Martìn Castrogiovanni: “Il rugby è sostegno, grazie a questo ho imparato ad impegnarmi per l’inclusione e la crescita dei bambini”

Noi adulti dobbiamo trasmettere il valore della passione ai più piccoli. Fargli vivere una difficoltà offrendogli anche la soluzione. Per loro lo sport non deve essere soltanto competizione e raggiungimento della vittoria. Deve essere esclusivamente amore, felicità e rispetto dell’altro“, a dirlo è stato Martìn Castrogiovanni leggenda della palla ovale e mito dell’Italrugby. A l’Unità ha raccontato cosa vuol dire impegnarsi nel sociale e nell’inclusione, soprattutto dei bambini, soprattutto di quelli meno fortunati e disabili. Una carriera straordinaria quella di Castro: nato 43 anni fa a Paranà in Argentina, grazie a un bisnonno, è stato ‘arruolato’ giovanissimo per la Nazionale Italiana di Rugby. Il resto è storia: uno scudetto e una Coppa Italia con il Calvisano, quattro Premiership in Inghilterra tra le fila delle gloriose tigri di Leicester, miglior giocatore del campionato nel 2006 (un record per un pilone, colui che nel rugby ‘regge’ insieme agli altri 7 ‘avanti’ la mischia), un campionato e due Heineken Cup (la Champions della palla ovale) con il Tolone e un altro scudetto, sempre in Francia, con il Racing di Parigi.

Martin Castrogiovanni: dal rugby alla solidarietà

Nel frattempo, ben 119 presenze12 mete con la Nazionale. Tra queste, tre rifilate al Giappone nel 2003 in un solo test match e quattro segnate nelle prime quattro partite nel 6 Nazioni del 2008. Indimenticabile quella realizzata contro la Francia nel 2013 che contribuì alla storica vittoria degli azzurri contro i Blues, proprio all’interno del torneo più antico del rugby. Castrogiovanni ha vantato anche un ‘invito’ nella storica selezione dei Barbarians: era il 2013 e la squadra apriva ad Hong Kong il tour dei British and Irish Lions in Australia. E pensare che tutto ha avuto inizio per un dispetto. La madre di Castrogiovanni che da piccolo praticava il basket, non voleva che il figlio corresse dei rischi giocando a rugby. Martìn, un giorno, spinse un arbitro e si fece radiare dal campionato di pallacanestro. Così il passaggio dalla palla tonda a quella ovale fu naturale. Ad oggi Castro è l’unico giocatore italiano ad essere stato inserito nella Premiership Rugby Hall of Fame. Ma la vittoria più bella è quella che il campione sta ottenendo ogni giorno con il lavoro svolto sul campo insieme ai ragazzi che affollano la sua academy.

◇ ◇ ◇ ◇ ◇ ◇ ◇

Consegna A: Elenca le squadre di club con cui Castrogiovanni ha vinto titoli, secondo il brano fornito.
Consegna B: Nel brano fornito, quale gesto costò a Castrogiovanni la radiazione dal campionato di pallacanestro?

Materiale fornito:
◇ ◇ ◇ ◇ ◇ ◇ ◇

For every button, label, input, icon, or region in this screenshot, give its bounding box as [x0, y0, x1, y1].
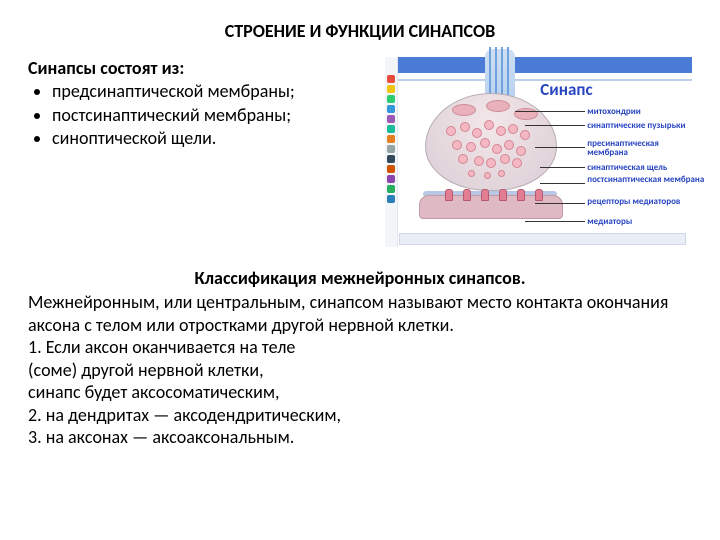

◇ ◇ ◇ ◇ ◇ ◇ ◇

Risultato A: Calvisano, Leicester, Tolone, Racing di Parigi

Risultato B: Spinse un arbitro.